### Document extract

Written by Francis Fernandez   
Sunday, 29 November 2009 08:35

A ndrew was a native of Bethsaida and a fisherman like his brother Simon, whom he introduced to the Lord. He was a disciple of John the Baptist and one of the first to become a follower of Jesus. He pointed out to Jesus the boy who had the few loaves and fishes so that Our Lord could work the miracle of their multiplication. St Andrew preached the Gospel in Greece and died a martyr on an inverted cross.


Andrew’s first encounter with Christ.


They came and saw where He was staying; and they stayed with him that day. It was about the tenth hour (John 1:39). The Gospel informs us that Andrew and John are the first Apostles to follow Jesus. Soon after Our Saviour begins his public ministry - the following day - he meets John the Baptist and two of his disciples. Seeing the Lord as He passes by, the Precursor says: Behold the Lamb of God (John 1:37).


Christ then calls the ones who are the first to be closely associated with his Person and mission and they respond immediately: Jesus turns around, and seeing the two following him, says to them: ‘What is it you seek?’ They say, ‘Rabbi (which interpreted means Master), where dwellest thou?’  He says to them, ‘Come and see'. How friendly our Lord’s invitation to them must have been. Now Andrew, the brother of Simon Peter, was one of the two who heard John the Baptist and followed him. That day Jesus speaks to them with divine wisdom and human charm, and they remain committed to Our Lord for good. After many years have passed, St John records the exact time of their encounter in his Gospel. It was about the tenth hour, about four o’clock in the afternoon. He never forgets the moment when Jesus says to him: What do you seek? Andrew will also always remember that decisive day. Neither of the Apostles ever forgets his crucial encounter with Jesus.

### Goals
**1)** Please repeat the passage on St Andrew word for word, between "A ndrew was" and "an inverted cross.", inclusive.
**2)** Condense the paragraph of the St Andrew passage that opens with "They came and saw where He was staying" into two or three sentences, keeping its main facts.
**3)** Carry the passage on St Andrew forward with a further paragraph, picking up after its final sentence.
The material after this point comes from an unrelated source.

### Source excerpt
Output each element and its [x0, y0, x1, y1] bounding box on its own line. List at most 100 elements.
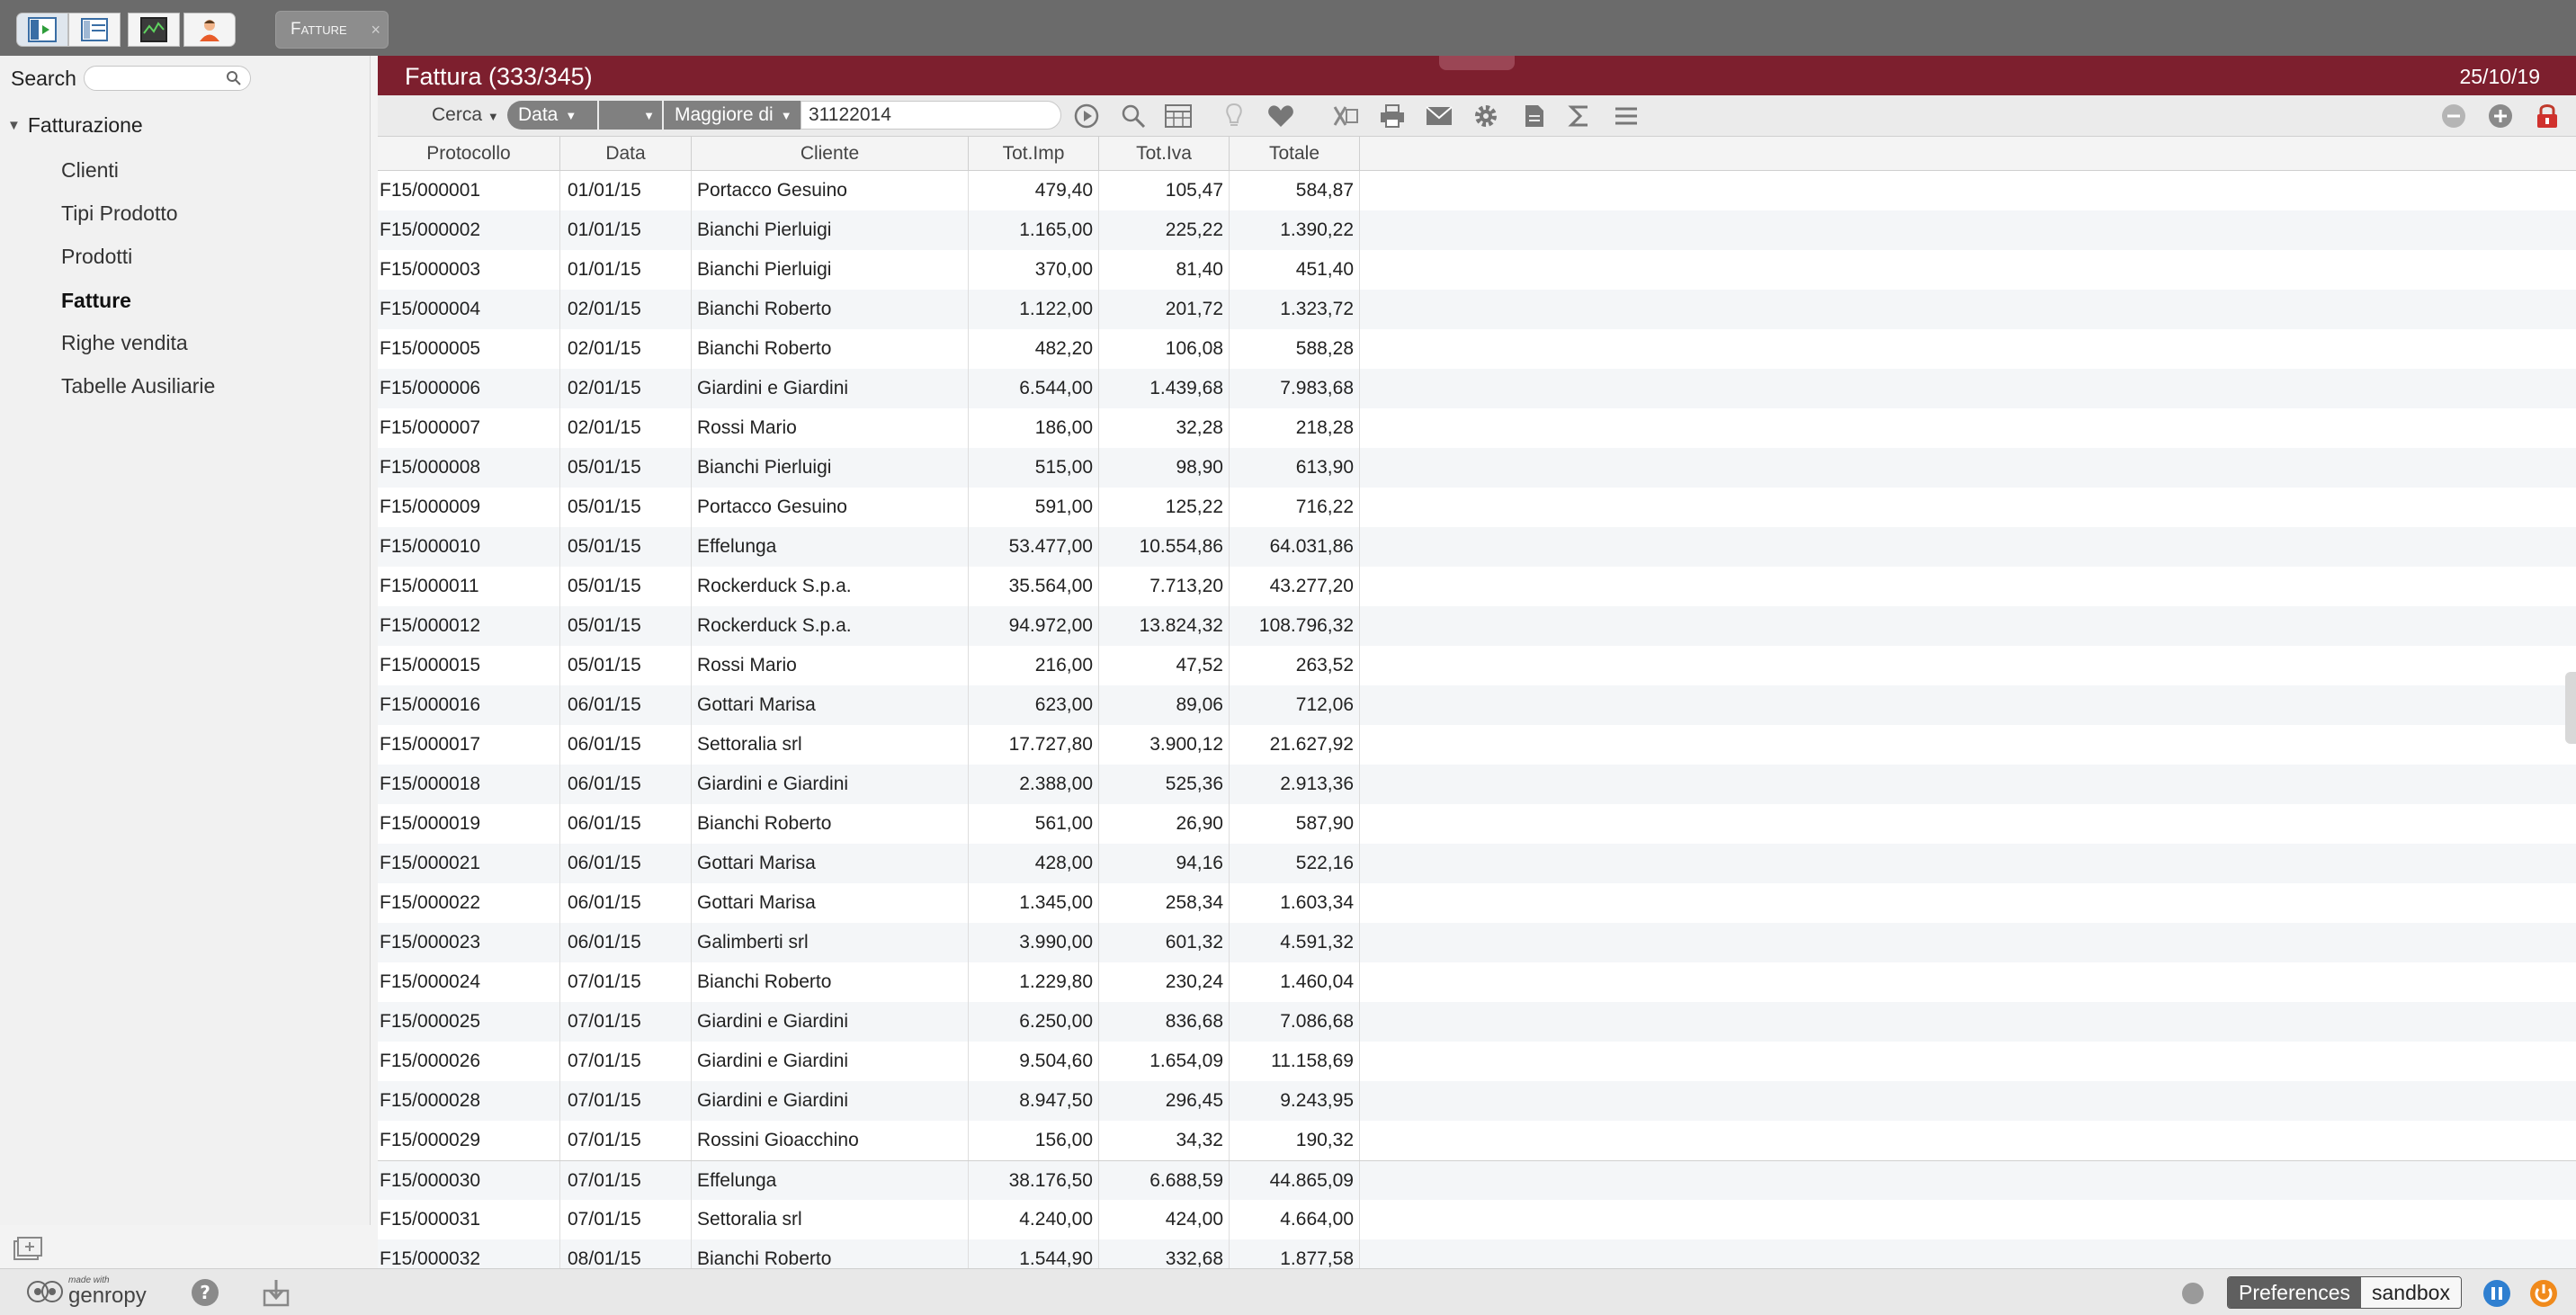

### Task results
**1)**
A ndrew was a native of Bethsaida and a fisherman like his brother Simon, whom he introduced to the Lord. He was a disciple of John the Baptist and one of the first to become a follower of Jesus. He pointed out to Jesus the boy who had the few loaves and fishes so that Our Lord could work the miracle of their multiplication. St Andrew preached the Gospel in Greece and died a martyr on an inverted cross.

**2)** Andrew and John are the first Apostles to follow Jesus, staying with him one day at about the tenth hour. Soon after Jesus begins his public ministry, he meets John the Baptist and two of his disciples. Seeing him pass, the Baptist says: "Behold the Lamb of God."

**3)**
To accept God’s call and live as one of the Lord’s intimate friends is the greatest grace a person can receive in this life. The joyful day we accept the clear invitation to follow the Master is an occasion we will always treasure in our heart. The grace of vocation is always an unmerited gift. The more divinely inspired it is, the more highly we should esteem it, since our calling illuminates the whole panorama of the future for us and gives meaning to our life. The call of vocation is often a gradual realization we come to understand in the peace and calm of our prayer. At times, however, as in the case of St Paul, his invitation is manifested in a fashion as clear as a flash of lightning which tears open the darkness that clouds our perspective. The Master may also simply put his hand on one’s shoulder and say: You are mine! Follow me! The person in question is then filled with joy and goes and sells all that he has and buys that field  (Matt 13:44) where his treasure lies. Like a collector of fine pearls (Matt 13:45), the soul concerned discovers the pearl of great price among the many gifts of life (J.L.R. Sanchez, The Gospel of St John, Madrid 1987).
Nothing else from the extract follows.